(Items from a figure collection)
»»
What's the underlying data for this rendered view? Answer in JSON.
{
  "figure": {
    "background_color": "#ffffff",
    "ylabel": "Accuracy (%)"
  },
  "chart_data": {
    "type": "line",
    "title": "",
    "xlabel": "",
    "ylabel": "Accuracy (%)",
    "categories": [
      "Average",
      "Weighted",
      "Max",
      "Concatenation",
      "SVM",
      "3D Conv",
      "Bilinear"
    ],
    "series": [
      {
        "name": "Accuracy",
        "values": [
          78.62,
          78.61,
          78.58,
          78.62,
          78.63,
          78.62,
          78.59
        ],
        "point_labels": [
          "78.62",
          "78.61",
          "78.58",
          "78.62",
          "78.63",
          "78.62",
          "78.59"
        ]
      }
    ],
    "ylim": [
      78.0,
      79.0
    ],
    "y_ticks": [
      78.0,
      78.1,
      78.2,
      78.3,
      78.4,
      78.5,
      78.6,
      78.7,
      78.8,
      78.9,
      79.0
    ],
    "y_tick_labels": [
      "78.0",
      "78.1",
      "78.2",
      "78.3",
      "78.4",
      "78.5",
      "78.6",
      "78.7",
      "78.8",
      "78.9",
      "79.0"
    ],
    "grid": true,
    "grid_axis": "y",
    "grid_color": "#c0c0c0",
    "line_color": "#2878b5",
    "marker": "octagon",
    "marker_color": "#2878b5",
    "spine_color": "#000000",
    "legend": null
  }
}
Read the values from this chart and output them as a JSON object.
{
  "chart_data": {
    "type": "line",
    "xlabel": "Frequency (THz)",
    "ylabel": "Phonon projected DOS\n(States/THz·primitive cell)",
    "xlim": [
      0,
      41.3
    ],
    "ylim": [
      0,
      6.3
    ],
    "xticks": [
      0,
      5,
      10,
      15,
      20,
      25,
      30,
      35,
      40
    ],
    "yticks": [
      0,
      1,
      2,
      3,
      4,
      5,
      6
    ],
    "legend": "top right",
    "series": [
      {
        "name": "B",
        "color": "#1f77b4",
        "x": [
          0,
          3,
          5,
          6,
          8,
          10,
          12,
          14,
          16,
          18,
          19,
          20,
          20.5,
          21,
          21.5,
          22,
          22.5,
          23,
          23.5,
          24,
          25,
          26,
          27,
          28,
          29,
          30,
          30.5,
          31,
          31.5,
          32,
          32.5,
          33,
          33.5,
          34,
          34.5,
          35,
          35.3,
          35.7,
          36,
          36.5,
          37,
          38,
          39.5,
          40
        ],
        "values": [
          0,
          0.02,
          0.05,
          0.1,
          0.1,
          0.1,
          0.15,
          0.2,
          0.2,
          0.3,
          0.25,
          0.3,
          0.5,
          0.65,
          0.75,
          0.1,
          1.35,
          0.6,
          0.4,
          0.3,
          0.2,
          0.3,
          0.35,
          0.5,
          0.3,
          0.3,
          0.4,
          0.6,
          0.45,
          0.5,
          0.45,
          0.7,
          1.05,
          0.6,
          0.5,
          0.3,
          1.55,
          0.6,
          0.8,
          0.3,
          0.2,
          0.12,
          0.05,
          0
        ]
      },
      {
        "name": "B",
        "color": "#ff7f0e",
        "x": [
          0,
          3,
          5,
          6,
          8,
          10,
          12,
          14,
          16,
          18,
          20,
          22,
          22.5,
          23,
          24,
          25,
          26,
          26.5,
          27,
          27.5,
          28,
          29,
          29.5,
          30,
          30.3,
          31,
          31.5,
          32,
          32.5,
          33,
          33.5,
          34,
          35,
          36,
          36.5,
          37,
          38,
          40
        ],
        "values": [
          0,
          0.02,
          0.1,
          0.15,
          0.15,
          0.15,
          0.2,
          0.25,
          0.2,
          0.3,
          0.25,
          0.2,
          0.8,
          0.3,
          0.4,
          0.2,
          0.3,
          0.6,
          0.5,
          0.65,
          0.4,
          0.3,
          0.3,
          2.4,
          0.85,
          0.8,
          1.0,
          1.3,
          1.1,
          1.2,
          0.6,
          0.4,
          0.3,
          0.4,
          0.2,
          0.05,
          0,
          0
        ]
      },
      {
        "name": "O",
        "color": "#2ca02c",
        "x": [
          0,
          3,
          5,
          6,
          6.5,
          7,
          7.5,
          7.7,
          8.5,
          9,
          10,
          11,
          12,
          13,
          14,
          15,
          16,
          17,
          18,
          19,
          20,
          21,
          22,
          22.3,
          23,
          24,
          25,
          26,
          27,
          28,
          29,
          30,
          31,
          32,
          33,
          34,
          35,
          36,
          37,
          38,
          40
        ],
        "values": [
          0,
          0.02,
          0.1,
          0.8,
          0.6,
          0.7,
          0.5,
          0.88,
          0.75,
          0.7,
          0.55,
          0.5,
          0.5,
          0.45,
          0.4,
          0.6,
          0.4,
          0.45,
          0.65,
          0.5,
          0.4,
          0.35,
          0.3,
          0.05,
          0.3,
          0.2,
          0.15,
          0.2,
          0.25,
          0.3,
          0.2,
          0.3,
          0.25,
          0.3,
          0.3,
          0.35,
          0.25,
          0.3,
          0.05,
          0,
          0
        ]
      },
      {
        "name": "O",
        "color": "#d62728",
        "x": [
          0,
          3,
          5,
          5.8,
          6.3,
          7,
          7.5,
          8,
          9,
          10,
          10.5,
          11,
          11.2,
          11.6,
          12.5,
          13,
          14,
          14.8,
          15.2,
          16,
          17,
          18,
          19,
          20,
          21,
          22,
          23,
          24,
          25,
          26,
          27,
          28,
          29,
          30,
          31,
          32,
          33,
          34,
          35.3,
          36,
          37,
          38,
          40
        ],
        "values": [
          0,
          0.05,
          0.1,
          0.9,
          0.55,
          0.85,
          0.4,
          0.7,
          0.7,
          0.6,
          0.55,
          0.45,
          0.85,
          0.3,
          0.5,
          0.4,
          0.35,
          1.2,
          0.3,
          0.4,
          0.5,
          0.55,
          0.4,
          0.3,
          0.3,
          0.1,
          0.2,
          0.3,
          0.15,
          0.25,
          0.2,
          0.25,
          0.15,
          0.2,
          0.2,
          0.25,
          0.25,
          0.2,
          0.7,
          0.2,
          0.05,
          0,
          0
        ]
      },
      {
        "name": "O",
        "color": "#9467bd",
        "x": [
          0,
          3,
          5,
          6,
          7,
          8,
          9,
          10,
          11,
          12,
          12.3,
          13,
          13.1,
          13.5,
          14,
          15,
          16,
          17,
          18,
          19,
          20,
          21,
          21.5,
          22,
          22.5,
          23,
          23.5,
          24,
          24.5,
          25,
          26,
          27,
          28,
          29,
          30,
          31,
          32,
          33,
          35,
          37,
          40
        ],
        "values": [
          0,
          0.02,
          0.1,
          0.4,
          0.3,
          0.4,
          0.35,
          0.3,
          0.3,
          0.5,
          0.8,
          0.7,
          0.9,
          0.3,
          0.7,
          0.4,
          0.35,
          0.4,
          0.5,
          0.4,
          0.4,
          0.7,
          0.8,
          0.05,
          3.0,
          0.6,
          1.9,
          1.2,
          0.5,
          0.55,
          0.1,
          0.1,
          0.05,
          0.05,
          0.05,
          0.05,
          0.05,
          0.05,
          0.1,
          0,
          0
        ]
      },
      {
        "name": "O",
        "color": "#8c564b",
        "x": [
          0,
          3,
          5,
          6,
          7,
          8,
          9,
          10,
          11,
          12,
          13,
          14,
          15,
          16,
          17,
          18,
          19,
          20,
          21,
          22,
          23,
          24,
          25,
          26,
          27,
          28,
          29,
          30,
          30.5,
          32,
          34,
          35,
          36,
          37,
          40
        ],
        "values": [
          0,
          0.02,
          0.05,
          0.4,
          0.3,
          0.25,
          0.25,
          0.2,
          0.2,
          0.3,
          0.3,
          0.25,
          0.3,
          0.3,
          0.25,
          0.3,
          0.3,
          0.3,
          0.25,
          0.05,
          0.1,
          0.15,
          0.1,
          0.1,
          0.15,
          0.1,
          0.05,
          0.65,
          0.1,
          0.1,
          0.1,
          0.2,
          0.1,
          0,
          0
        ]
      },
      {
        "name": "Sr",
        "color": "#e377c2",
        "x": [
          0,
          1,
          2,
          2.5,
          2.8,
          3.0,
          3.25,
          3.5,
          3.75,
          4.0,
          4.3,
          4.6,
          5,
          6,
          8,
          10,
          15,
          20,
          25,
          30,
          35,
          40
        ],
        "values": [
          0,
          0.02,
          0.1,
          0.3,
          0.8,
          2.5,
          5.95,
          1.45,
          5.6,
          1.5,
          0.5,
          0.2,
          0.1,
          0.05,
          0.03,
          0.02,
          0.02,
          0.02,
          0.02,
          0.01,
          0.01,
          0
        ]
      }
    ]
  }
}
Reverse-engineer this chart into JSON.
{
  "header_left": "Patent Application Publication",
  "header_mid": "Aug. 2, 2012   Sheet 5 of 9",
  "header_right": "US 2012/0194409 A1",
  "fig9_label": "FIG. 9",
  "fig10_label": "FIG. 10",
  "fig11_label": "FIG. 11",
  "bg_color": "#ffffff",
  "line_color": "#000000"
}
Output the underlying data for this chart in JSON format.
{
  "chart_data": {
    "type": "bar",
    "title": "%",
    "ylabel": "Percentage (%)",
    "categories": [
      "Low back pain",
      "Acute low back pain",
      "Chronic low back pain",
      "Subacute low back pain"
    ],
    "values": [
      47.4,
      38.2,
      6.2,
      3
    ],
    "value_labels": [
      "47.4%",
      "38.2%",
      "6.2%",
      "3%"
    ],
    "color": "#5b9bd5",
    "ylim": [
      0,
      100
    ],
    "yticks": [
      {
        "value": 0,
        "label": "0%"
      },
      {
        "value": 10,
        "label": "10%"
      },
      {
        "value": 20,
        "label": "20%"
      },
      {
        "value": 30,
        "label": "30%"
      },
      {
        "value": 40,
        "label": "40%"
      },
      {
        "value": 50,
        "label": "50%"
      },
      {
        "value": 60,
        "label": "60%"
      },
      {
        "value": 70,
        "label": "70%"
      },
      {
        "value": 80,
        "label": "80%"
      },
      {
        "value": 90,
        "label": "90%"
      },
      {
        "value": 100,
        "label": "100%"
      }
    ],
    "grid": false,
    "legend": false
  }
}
««
*Work to complete*
Reproduce exactly the lines from the one containing "Output the underlying" through the last line of the records above, including both, and nothing else.

*Worked answer*
Output the underlying data for this chart in JSON format.
{
  "chart_data": {
    "type": "bar",
    "title": "%",
    "ylabel": "Percentage (%)",
    "categories": [
      "Low back pain",
      "Acute low back pain",
      "Chronic low back pain",
      "Subacute low back pain"
    ],
    "values": [
      47.4,
      38.2,
      6.2,
      3
    ],
    "value_labels": [
      "47.4%",
      "38.2%",
      "6.2%",
      "3%"
    ],
    "color": "#5b9bd5",
    "ylim": [
      0,
      100
    ],
    "yticks": [
      {
        "value": 0,
        "label": "0%"
      },
      {
        "value": 10,
        "label": "10%"
      },
      {
        "value": 20,
        "label": "20%"
      },
      {
        "value": 30,
        "label": "30%"
      },
      {
        "value": 40,
        "label": "40%"
      },
      {
        "value": 50,
        "label": "50%"
      },
      {
        "value": 60,
        "label": "60%"
      },
      {
        "value": 70,
        "label": "70%"
      },
      {
        "value": 80,
        "label": "80%"
      },
      {
        "value": 90,
        "label": "90%"
      },
      {
        "value": 100,
        "label": "100%"
      }
    ],
    "grid": false,
    "legend": false
  }
}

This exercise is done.